**STATED PROBLEM**
From the listing below, count the lines where the string "Tính" occurs. Give the number, with no other words.
[start of DATA FOR THIS EXERCISE]
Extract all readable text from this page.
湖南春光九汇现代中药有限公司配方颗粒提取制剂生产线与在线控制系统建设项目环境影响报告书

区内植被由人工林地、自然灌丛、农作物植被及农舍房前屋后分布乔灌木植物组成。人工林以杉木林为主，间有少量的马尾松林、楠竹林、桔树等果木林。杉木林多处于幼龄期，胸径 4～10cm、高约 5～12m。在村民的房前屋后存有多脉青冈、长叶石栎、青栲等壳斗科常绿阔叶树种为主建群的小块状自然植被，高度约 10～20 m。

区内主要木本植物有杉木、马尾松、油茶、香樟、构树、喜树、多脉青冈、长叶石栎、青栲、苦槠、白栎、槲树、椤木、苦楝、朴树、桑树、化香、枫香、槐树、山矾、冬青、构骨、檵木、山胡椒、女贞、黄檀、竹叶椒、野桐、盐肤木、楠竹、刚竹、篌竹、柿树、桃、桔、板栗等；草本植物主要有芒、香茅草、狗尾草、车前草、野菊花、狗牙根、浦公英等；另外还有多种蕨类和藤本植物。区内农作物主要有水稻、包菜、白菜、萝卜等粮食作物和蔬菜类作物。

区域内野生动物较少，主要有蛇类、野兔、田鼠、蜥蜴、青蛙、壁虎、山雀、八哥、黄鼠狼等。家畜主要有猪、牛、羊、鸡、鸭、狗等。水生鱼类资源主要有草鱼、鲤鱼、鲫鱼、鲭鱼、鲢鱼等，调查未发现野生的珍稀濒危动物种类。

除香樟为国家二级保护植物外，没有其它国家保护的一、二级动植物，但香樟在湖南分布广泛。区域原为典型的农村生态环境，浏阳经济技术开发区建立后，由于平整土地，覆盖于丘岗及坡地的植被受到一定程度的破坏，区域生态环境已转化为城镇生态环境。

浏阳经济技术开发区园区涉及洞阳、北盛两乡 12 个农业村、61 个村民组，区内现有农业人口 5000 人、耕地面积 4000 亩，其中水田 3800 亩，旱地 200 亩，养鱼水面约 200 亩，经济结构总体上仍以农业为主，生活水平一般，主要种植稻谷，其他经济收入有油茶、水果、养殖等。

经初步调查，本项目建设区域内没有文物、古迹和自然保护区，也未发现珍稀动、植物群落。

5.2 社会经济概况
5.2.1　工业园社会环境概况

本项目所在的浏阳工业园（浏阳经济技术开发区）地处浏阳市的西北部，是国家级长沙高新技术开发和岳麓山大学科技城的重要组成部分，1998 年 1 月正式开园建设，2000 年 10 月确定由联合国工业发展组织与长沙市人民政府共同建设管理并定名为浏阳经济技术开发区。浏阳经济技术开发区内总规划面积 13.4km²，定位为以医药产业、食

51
[end of DATA FOR THIS EXERCISE]
[start of DATA FOR THIS EXERCISE]
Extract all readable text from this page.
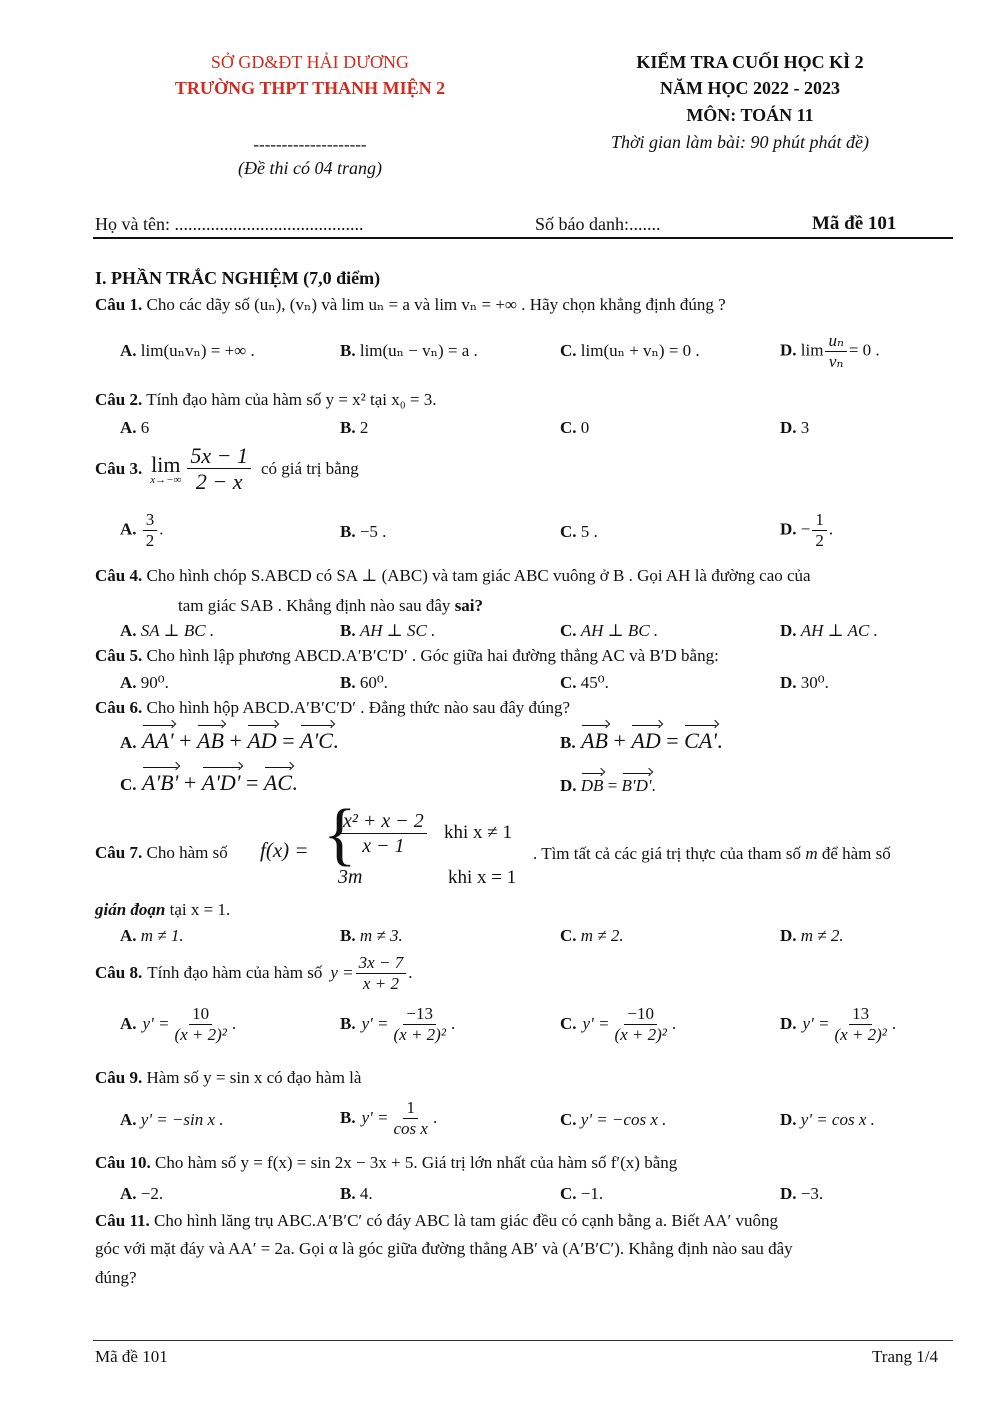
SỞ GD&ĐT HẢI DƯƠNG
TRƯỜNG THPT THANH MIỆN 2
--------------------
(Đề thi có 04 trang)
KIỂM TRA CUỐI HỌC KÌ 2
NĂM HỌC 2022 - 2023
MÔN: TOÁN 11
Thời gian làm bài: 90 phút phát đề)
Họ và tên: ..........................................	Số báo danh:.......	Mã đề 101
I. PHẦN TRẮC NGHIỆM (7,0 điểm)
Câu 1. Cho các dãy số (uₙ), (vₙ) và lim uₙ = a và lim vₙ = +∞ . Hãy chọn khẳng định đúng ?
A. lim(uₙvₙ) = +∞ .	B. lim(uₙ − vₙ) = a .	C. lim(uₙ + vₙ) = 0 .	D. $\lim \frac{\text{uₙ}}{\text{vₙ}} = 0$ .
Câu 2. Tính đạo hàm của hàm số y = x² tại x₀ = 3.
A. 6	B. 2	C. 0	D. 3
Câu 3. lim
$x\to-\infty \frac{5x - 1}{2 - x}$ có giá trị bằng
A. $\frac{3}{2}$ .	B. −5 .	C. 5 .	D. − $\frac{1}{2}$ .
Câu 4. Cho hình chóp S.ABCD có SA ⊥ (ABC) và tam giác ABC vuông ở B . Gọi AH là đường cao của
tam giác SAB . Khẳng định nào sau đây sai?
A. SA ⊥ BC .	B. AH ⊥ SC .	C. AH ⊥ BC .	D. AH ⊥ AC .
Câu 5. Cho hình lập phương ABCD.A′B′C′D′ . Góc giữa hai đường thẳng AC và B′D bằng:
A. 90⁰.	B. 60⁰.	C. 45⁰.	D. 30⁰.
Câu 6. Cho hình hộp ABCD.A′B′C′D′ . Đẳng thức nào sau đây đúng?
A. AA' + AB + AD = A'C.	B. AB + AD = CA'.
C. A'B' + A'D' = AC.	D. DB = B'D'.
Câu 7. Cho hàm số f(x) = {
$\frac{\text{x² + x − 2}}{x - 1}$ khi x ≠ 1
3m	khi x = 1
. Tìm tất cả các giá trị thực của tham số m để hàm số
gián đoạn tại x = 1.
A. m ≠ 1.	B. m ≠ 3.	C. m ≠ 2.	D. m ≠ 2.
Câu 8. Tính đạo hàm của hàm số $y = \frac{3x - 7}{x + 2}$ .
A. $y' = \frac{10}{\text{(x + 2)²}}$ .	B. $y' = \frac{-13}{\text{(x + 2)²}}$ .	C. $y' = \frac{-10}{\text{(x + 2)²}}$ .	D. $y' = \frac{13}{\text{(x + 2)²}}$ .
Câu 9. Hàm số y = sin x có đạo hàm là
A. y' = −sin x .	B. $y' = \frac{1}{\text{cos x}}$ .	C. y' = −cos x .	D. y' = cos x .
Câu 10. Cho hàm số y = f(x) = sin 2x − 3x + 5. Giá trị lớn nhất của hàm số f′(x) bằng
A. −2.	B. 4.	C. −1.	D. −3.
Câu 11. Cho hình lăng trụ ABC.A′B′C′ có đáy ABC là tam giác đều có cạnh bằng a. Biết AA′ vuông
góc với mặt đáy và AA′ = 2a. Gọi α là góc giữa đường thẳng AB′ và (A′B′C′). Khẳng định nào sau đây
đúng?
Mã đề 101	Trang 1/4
[end of DATA FOR THIS EXERCISE]
**FINAL ANSWER**
2